#### GIVEN TASK
In the listing below, switch "row-identifier" to "row-id" and write out again the lines beginning with the line with "header-name <box>245 534 884 590</box>" and going on through the line with "row-num: 1. <box>162 646 246 867</box>", with nothing else changed.

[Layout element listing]
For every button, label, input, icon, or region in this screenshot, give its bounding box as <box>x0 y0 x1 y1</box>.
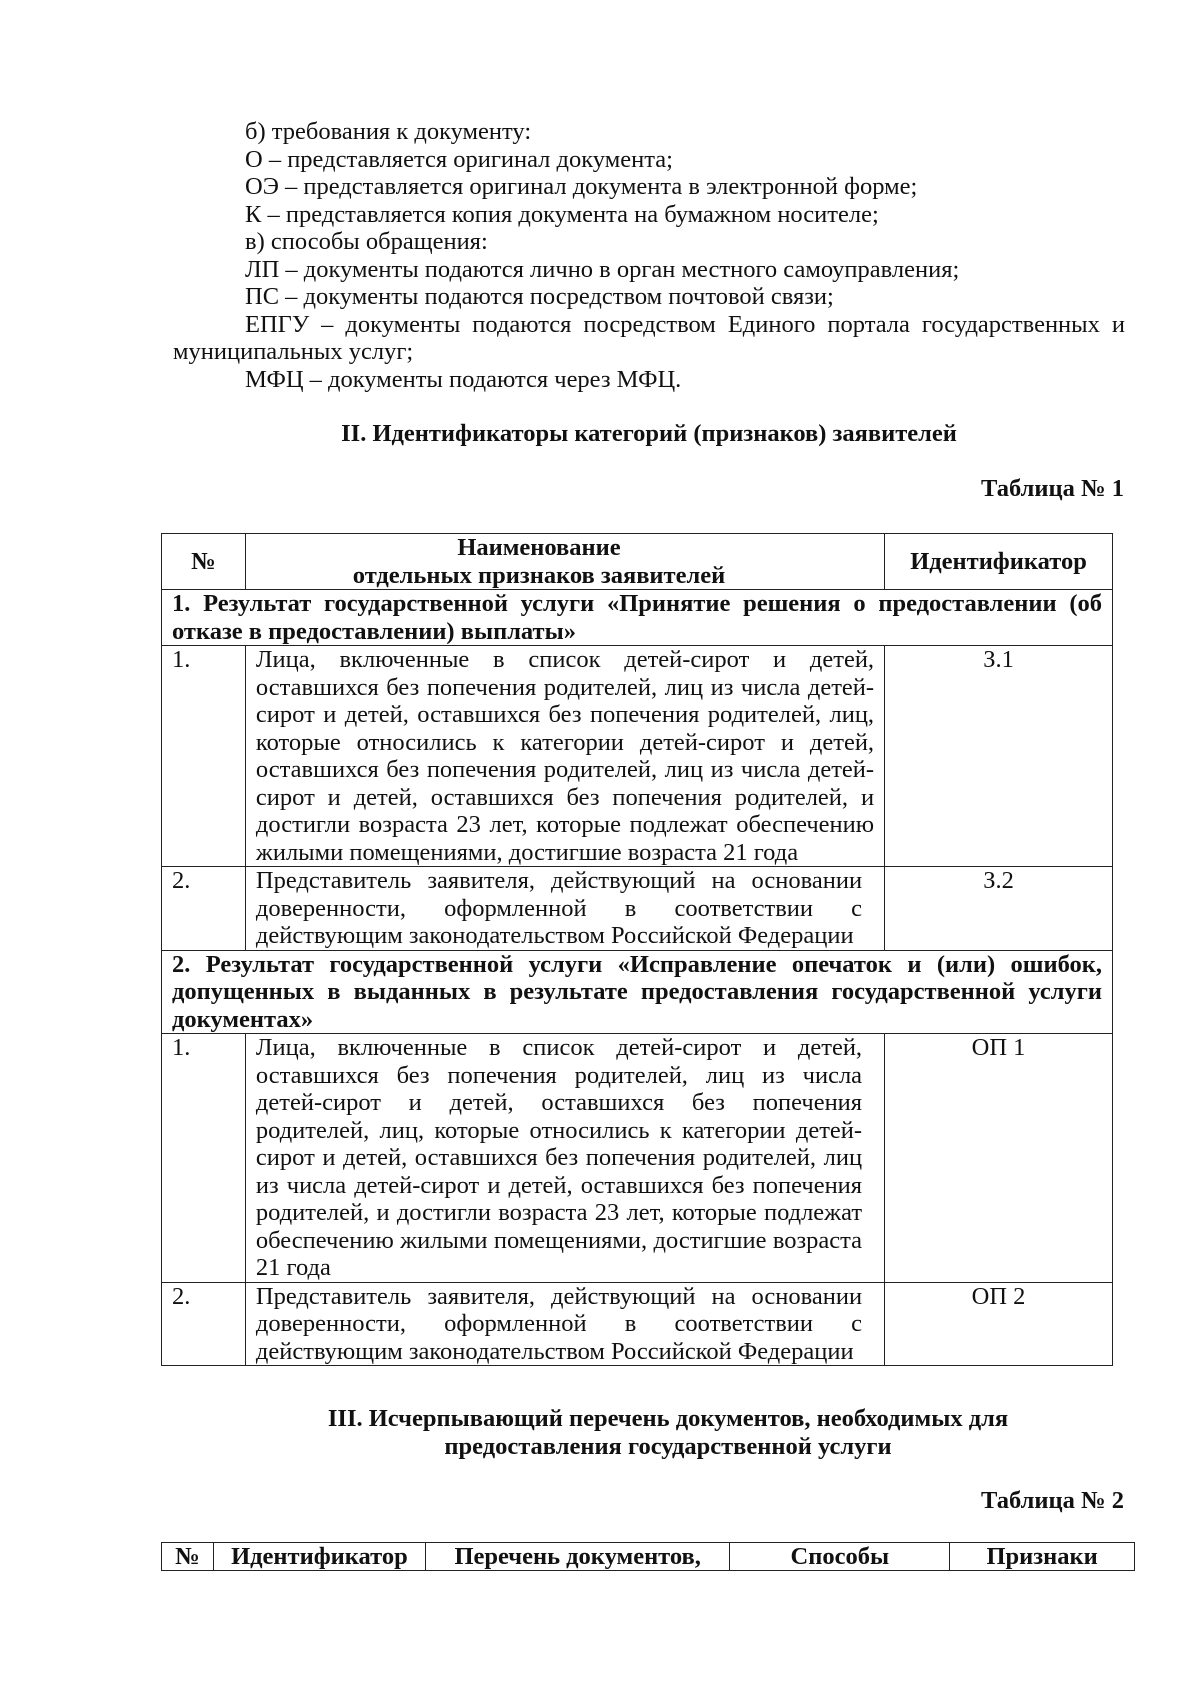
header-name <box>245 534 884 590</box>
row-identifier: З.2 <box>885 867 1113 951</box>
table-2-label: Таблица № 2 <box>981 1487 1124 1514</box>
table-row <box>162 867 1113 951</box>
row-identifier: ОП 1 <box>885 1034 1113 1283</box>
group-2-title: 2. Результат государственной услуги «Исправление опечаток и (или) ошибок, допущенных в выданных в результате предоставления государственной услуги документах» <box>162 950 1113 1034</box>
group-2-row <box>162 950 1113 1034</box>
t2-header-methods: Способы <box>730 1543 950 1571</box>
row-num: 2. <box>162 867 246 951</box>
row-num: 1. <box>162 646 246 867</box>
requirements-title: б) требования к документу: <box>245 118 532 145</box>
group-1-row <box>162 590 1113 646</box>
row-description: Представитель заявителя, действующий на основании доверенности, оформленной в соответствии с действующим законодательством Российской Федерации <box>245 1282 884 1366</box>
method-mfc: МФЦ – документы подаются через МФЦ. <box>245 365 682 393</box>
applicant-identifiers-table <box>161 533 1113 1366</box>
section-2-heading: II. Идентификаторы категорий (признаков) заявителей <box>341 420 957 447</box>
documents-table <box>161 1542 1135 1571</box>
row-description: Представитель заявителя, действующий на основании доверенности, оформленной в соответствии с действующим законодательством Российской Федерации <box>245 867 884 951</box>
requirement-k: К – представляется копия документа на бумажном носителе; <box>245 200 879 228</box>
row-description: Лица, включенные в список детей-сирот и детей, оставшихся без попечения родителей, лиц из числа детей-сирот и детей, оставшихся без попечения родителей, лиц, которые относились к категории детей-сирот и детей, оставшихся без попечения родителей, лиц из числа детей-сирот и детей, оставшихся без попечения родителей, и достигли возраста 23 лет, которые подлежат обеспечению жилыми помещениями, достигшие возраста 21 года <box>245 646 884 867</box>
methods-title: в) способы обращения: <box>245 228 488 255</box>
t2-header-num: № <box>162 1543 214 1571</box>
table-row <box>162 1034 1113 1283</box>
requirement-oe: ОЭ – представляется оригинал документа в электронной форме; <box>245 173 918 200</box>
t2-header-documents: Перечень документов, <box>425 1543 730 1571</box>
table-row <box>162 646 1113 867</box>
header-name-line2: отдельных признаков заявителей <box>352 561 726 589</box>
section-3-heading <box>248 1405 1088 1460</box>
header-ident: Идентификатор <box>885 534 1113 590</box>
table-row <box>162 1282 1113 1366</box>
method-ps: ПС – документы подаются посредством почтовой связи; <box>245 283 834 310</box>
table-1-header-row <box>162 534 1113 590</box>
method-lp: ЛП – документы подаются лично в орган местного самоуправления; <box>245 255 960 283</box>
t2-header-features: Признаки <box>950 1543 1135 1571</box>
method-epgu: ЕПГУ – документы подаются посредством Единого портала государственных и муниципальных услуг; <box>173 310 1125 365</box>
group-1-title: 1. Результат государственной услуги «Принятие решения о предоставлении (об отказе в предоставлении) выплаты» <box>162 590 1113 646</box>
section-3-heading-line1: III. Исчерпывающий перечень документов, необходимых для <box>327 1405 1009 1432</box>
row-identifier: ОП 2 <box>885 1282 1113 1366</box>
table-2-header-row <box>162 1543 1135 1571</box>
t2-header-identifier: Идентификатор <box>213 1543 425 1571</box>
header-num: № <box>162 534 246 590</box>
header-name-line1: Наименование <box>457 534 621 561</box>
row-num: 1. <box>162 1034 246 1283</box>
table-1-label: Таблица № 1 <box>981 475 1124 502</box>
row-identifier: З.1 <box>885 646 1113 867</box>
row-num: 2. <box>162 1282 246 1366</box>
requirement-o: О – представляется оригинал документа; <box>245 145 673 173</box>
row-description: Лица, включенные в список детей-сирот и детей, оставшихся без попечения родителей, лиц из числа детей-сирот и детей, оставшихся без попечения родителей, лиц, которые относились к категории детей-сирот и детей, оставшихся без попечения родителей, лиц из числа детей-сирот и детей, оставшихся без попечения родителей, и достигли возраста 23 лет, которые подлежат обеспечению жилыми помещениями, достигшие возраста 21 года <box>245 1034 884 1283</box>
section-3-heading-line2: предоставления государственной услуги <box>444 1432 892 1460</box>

---

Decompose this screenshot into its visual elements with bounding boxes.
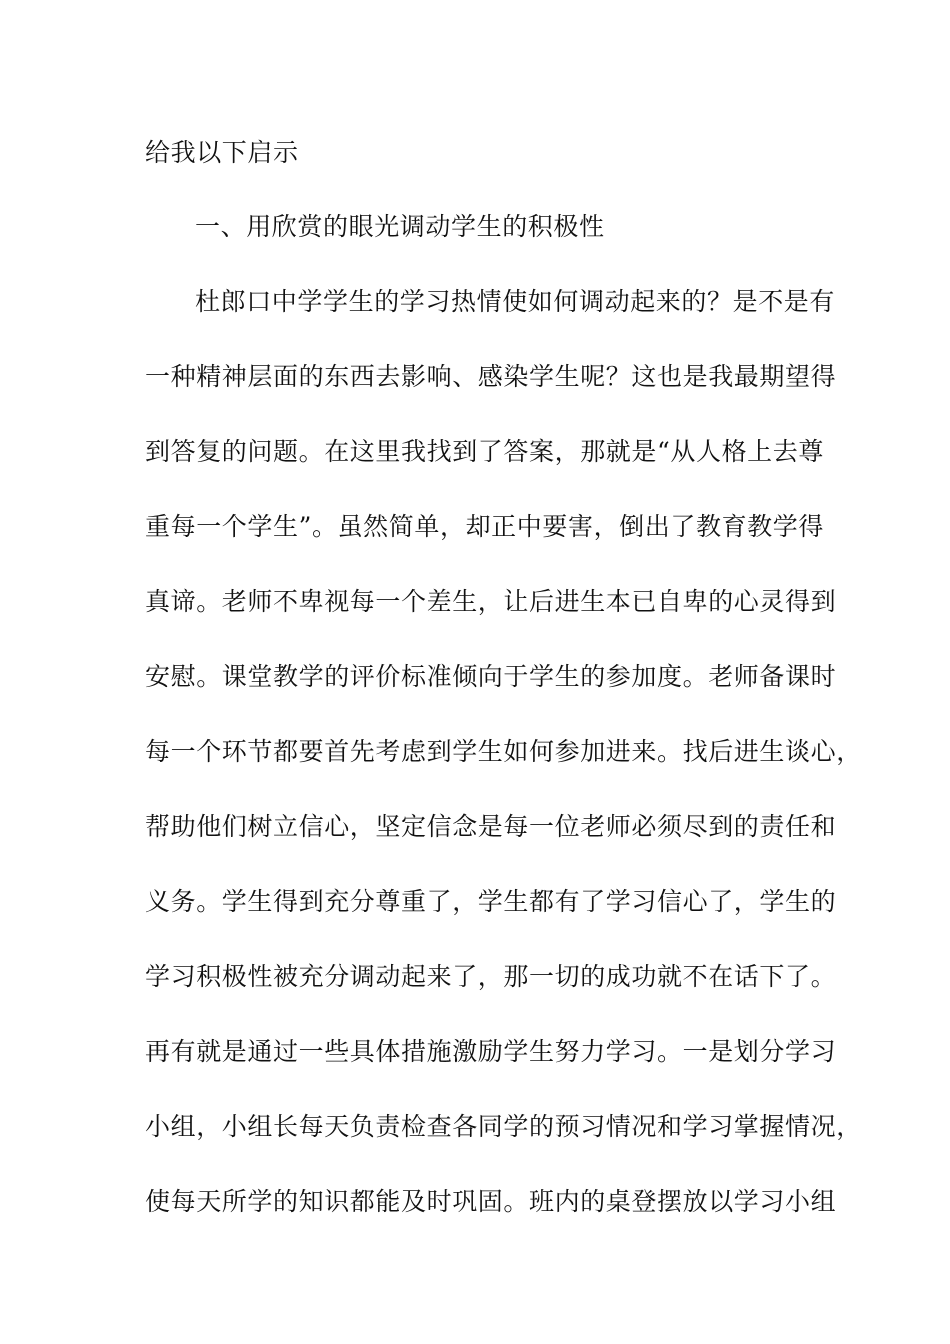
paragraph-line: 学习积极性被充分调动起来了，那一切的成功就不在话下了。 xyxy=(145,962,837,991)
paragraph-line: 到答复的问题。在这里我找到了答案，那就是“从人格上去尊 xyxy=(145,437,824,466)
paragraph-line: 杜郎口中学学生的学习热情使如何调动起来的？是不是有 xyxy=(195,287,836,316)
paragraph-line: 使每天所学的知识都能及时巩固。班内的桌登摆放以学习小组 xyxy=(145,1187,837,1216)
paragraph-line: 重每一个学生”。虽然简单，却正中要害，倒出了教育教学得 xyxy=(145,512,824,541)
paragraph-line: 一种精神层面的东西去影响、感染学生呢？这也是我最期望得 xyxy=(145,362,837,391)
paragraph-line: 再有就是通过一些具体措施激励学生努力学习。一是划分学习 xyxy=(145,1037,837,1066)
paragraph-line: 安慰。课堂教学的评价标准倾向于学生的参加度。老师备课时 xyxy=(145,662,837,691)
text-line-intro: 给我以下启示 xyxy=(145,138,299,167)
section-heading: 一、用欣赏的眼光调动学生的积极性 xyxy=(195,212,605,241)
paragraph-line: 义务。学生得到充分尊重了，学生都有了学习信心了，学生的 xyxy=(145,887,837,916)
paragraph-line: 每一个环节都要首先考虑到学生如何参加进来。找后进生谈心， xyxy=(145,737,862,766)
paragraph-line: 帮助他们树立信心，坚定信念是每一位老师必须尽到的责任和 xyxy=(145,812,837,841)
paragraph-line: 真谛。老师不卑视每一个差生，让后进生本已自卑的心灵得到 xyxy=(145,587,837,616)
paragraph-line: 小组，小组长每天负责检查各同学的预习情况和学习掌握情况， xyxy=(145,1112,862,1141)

#### THE OUTPUT
header-name <box>245 534 884 590</box>
row-id: З.2 <box>885 867 1113 951</box>
table-2-label: Таблица № 2 <box>981 1487 1124 1514</box>
table-row <box>162 867 1113 951</box>
row-id: ОП 1 <box>885 1034 1113 1283</box>
group-2-title: 2. Результат государственной услуги «Исправление опечаток и (или) ошибок, допущенных в выданных в результате предоставления государственной услуги документах» <box>162 950 1113 1034</box>
group-2-row <box>162 950 1113 1034</box>
t2-header-methods: Способы <box>730 1543 950 1571</box>
row-num: 2. <box>162 867 246 951</box>
row-num: 1. <box>162 646 246 867</box>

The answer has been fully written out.